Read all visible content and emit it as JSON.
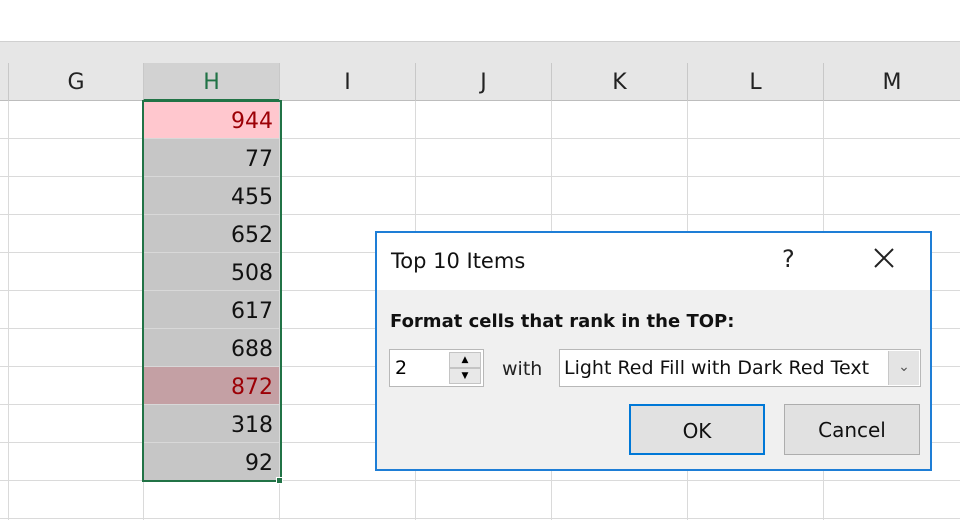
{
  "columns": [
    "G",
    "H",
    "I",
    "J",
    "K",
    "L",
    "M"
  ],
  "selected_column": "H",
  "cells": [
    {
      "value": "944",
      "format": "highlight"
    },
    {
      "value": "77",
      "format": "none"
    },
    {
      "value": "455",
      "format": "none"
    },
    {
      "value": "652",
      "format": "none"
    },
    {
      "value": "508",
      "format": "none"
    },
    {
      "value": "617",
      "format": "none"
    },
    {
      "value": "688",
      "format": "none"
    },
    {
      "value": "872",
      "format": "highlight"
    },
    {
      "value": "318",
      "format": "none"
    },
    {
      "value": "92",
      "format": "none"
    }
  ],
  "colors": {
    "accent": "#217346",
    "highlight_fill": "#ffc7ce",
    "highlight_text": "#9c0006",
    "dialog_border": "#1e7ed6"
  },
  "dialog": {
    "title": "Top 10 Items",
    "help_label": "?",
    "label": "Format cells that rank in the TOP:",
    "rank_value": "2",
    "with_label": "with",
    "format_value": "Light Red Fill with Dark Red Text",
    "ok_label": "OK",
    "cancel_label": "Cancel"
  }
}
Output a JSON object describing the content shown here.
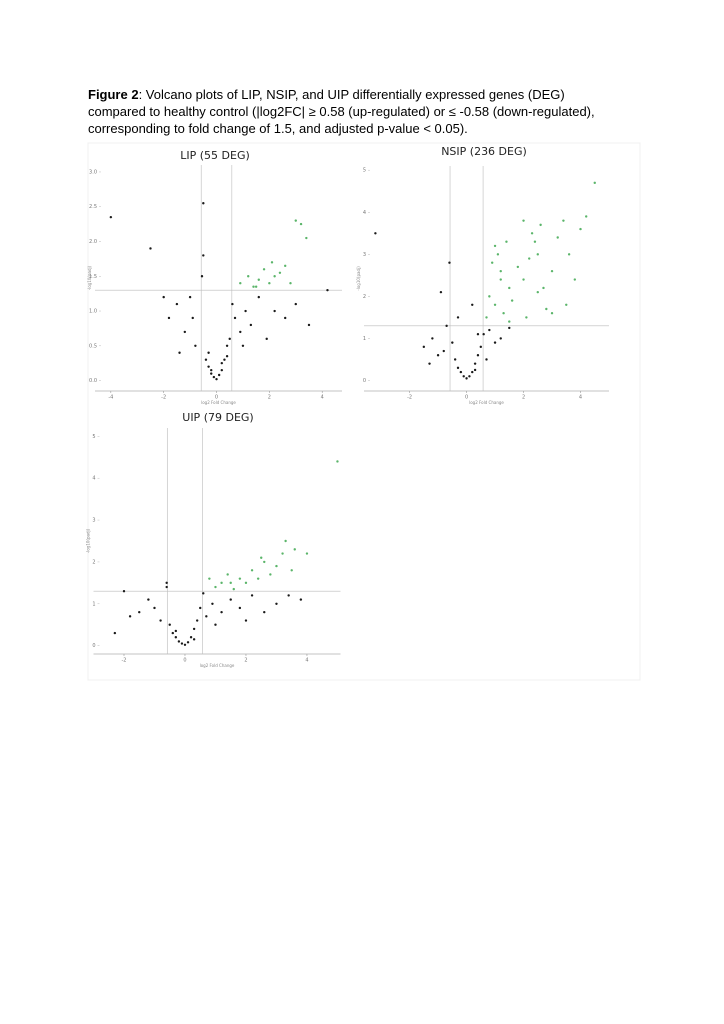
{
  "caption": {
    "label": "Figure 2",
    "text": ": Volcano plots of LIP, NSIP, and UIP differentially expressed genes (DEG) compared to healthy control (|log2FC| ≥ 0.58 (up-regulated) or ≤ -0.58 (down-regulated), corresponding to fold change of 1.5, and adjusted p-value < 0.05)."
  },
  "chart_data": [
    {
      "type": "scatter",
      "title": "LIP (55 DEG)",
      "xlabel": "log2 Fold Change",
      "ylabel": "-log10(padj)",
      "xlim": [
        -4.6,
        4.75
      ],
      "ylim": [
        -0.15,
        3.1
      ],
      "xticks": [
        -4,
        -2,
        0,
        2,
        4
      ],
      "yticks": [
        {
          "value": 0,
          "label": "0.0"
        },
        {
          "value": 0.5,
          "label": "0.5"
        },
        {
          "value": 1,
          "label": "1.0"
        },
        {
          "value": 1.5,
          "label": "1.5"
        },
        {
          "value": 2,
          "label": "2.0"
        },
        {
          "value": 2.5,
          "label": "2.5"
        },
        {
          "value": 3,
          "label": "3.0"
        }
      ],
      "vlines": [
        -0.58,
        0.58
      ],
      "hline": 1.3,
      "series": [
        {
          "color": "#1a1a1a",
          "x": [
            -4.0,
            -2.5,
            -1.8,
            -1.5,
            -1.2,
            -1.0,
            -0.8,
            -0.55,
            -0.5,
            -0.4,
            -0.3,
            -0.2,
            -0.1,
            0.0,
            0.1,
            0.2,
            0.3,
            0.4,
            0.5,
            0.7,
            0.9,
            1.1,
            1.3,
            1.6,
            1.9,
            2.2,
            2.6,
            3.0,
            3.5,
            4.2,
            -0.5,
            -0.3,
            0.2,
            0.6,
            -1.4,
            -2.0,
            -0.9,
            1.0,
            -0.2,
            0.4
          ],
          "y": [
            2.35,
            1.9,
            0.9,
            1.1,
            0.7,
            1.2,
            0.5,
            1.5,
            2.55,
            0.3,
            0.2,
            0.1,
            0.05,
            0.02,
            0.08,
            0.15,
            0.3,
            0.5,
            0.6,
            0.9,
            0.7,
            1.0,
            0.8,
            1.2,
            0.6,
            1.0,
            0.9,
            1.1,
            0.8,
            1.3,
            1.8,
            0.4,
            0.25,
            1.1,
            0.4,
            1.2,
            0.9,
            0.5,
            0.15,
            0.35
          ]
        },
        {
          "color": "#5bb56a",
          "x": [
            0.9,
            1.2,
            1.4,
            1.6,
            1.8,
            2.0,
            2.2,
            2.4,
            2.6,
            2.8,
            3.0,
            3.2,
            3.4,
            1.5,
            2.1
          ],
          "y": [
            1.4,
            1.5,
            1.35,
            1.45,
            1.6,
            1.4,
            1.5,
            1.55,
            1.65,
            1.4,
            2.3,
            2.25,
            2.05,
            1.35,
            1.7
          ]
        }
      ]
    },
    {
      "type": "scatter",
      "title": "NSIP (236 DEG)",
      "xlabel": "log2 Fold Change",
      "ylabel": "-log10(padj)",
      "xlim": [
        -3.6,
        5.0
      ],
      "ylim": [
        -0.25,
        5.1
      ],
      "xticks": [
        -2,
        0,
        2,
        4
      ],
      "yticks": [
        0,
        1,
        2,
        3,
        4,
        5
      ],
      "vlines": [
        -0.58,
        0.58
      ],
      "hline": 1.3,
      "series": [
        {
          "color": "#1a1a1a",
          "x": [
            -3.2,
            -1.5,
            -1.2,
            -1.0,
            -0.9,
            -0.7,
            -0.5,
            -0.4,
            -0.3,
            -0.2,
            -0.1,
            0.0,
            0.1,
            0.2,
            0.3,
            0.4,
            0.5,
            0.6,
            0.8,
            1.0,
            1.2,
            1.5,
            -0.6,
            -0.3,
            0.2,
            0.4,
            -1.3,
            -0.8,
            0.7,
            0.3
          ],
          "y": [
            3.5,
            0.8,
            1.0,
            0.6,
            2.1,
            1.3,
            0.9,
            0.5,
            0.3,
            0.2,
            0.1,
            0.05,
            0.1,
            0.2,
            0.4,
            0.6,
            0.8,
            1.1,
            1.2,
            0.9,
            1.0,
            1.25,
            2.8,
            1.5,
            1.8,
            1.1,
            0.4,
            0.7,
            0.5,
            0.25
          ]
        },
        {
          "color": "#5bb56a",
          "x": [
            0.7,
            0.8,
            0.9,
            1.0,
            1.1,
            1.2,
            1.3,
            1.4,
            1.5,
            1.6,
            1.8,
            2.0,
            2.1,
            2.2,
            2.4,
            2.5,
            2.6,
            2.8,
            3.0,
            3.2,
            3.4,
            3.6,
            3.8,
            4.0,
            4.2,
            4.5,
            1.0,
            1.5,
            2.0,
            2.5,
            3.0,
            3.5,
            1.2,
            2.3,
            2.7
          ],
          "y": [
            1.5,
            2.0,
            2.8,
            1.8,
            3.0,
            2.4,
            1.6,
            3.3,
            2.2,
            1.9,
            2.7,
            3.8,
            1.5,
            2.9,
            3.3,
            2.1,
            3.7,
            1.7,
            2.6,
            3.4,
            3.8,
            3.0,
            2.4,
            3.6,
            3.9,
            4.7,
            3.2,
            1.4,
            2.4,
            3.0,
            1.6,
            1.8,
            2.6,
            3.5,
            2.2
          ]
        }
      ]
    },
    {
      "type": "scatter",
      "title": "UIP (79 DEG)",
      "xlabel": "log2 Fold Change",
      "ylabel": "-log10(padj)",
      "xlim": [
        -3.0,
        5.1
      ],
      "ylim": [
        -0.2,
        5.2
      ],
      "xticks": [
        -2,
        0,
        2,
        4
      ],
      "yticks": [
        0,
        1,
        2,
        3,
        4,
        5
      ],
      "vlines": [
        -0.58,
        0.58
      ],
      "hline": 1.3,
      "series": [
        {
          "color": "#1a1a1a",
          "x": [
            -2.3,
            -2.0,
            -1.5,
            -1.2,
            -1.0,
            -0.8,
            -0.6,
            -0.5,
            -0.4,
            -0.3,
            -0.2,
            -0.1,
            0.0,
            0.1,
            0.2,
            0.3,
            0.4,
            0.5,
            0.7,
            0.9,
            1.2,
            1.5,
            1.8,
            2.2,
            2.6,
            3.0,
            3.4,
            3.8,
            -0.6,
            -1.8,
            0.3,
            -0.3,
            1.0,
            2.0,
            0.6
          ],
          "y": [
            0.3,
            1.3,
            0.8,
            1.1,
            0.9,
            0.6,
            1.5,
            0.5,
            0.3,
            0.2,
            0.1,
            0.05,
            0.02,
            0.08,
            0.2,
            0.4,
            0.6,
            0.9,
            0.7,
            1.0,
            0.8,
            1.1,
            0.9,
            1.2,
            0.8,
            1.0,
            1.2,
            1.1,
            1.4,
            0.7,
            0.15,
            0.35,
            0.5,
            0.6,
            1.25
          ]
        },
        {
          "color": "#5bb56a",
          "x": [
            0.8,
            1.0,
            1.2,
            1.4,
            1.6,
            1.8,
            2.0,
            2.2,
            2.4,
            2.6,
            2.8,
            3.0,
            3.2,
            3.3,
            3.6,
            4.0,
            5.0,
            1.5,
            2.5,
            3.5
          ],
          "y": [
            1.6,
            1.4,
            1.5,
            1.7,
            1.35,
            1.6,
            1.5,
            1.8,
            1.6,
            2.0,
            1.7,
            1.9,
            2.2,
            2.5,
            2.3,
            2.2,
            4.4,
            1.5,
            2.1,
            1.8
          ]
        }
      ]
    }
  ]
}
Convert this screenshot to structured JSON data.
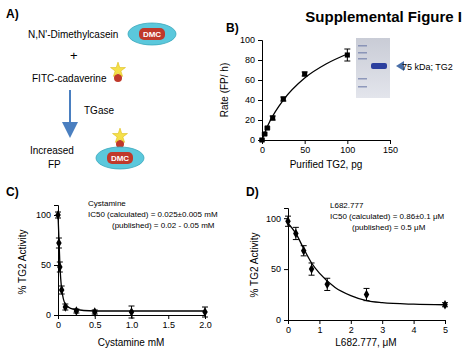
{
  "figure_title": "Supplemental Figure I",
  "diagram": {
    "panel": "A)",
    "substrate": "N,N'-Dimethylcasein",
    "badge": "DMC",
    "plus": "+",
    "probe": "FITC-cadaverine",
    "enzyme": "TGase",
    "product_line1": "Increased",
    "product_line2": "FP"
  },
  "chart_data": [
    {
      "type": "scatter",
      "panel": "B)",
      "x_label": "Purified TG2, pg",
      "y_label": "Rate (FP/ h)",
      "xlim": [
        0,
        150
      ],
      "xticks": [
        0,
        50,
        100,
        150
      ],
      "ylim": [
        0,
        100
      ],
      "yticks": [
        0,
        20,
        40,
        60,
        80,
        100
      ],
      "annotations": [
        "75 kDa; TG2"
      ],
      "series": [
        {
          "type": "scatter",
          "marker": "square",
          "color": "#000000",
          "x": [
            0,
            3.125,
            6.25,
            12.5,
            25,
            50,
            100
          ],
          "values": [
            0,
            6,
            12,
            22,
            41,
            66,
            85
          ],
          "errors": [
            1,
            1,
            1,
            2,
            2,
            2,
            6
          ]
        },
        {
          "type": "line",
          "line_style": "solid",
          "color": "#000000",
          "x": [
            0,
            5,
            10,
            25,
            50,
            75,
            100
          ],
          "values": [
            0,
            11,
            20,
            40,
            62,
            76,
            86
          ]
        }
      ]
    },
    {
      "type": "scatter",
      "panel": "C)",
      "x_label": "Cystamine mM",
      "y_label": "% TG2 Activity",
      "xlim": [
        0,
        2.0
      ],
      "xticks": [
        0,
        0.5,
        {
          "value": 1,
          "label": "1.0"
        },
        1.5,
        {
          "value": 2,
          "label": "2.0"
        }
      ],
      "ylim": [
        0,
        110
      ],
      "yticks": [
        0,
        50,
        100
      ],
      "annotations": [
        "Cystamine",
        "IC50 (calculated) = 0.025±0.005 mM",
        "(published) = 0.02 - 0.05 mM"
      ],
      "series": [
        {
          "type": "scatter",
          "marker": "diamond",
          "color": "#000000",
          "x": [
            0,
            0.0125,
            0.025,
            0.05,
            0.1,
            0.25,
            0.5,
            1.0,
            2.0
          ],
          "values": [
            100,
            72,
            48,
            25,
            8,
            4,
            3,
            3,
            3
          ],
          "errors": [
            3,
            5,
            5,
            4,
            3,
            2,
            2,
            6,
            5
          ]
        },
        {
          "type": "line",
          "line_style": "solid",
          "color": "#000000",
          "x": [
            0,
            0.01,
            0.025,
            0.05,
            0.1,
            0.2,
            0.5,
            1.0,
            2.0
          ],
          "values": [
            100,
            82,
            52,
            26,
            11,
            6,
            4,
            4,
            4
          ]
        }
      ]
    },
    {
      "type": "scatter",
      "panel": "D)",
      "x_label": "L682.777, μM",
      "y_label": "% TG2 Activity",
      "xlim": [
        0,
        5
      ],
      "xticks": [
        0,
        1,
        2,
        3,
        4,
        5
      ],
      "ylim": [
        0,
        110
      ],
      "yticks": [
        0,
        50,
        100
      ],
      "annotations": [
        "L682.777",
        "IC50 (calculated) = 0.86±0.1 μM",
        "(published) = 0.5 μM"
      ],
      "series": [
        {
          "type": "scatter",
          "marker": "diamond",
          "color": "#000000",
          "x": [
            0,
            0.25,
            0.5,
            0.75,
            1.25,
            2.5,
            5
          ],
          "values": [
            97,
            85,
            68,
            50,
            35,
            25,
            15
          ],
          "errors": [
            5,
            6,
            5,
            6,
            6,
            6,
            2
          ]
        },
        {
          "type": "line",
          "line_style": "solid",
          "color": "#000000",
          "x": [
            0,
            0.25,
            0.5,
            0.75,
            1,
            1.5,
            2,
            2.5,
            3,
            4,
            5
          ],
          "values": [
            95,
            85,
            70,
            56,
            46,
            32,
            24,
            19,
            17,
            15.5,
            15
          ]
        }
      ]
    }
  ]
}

########

- _What to work on_: From the records above, pull out every line containing the word "with".

- _Written response_:
    "with_label": "with",
    "format_value": "Light Red Fill with Dark Red Text",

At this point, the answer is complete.